DIRECTION: Copy out all of the data below with no alterations.

[Dataset excerpt]
## start
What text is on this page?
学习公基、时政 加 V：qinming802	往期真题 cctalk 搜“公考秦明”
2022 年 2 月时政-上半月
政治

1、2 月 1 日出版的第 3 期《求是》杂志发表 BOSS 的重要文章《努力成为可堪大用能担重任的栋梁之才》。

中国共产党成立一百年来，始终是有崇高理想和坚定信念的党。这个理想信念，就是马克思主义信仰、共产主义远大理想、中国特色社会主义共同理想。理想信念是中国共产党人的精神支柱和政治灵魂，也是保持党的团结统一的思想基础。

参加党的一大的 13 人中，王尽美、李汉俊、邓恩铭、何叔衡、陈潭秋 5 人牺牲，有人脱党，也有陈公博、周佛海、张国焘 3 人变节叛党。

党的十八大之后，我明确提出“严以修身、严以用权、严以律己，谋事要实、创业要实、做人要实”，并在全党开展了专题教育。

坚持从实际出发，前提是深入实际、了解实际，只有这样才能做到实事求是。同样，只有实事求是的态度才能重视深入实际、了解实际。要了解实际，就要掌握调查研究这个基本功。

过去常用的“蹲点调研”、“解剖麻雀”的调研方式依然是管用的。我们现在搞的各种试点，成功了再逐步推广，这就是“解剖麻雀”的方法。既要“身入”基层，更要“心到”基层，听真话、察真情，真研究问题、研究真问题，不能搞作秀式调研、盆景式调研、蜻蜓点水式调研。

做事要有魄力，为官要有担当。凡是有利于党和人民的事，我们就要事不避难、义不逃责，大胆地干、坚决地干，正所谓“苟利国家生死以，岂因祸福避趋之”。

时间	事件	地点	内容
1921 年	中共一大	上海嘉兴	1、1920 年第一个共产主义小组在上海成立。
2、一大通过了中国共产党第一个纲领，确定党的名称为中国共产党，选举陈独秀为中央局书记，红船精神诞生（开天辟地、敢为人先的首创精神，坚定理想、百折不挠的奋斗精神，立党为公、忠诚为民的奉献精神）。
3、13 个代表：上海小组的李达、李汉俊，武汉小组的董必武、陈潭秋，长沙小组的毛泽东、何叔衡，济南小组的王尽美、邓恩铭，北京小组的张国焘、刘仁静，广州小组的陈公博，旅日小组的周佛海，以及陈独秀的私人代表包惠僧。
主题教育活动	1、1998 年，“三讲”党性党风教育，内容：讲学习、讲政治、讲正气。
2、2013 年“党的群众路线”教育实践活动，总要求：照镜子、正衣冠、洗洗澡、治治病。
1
## end
EXPECTED ANSWER:
What text is on this page?
学习公基、时政 加 V：qinming802	往期真题 cctalk 搜“公考秦明”
2022 年 2 月时政-上半月
政治

1、2 月 1 日出版的第 3 期《求是》杂志发表 BOSS 的重要文章《努力成为可堪大用能担重任的栋梁之才》。

中国共产党成立一百年来，始终是有崇高理想和坚定信念的党。这个理想信念，就是马克思主义信仰、共产主义远大理想、中国特色社会主义共同理想。理想信念是中国共产党人的精神支柱和政治灵魂，也是保持党的团结统一的思想基础。

参加党的一大的 13 人中，王尽美、李汉俊、邓恩铭、何叔衡、陈潭秋 5 人牺牲，有人脱党，也有陈公博、周佛海、张国焘 3 人变节叛党。

党的十八大之后，我明确提出“严以修身、严以用权、严以律己，谋事要实、创业要实、做人要实”，并在全党开展了专题教育。

坚持从实际出发，前提是深入实际、了解实际，只有这样才能做到实事求是。同样，只有实事求是的态度才能重视深入实际、了解实际。要了解实际，就要掌握调查研究这个基本功。

过去常用的“蹲点调研”、“解剖麻雀”的调研方式依然是管用的。我们现在搞的各种试点，成功了再逐步推广，这就是“解剖麻雀”的方法。既要“身入”基层，更要“心到”基层，听真话、察真情，真研究问题、研究真问题，不能搞作秀式调研、盆景式调研、蜻蜓点水式调研。

做事要有魄力，为官要有担当。凡是有利于党和人民的事，我们就要事不避难、义不逃责，大胆地干、坚决地干，正所谓“苟利国家生死以，岂因祸福避趋之”。

时间	事件	地点	内容
1921 年	中共一大	上海嘉兴	1、1920 年第一个共产主义小组在上海成立。
2、一大通过了中国共产党第一个纲领，确定党的名称为中国共产党，选举陈独秀为中央局书记，红船精神诞生（开天辟地、敢为人先的首创精神，坚定理想、百折不挠的奋斗精神，立党为公、忠诚为民的奉献精神）。
3、13 个代表：上海小组的李达、李汉俊，武汉小组的董必武、陈潭秋，长沙小组的毛泽东、何叔衡，济南小组的王尽美、邓恩铭，北京小组的张国焘、刘仁静，广州小组的陈公博，旅日小组的周佛海，以及陈独秀的私人代表包惠僧。
主题教育活动	1、1998 年，“三讲”党性党风教育，内容：讲学习、讲政治、讲正气。
2、2013 年“党的群众路线”教育实践活动，总要求：照镜子、正衣冠、洗洗澡、治治病。
1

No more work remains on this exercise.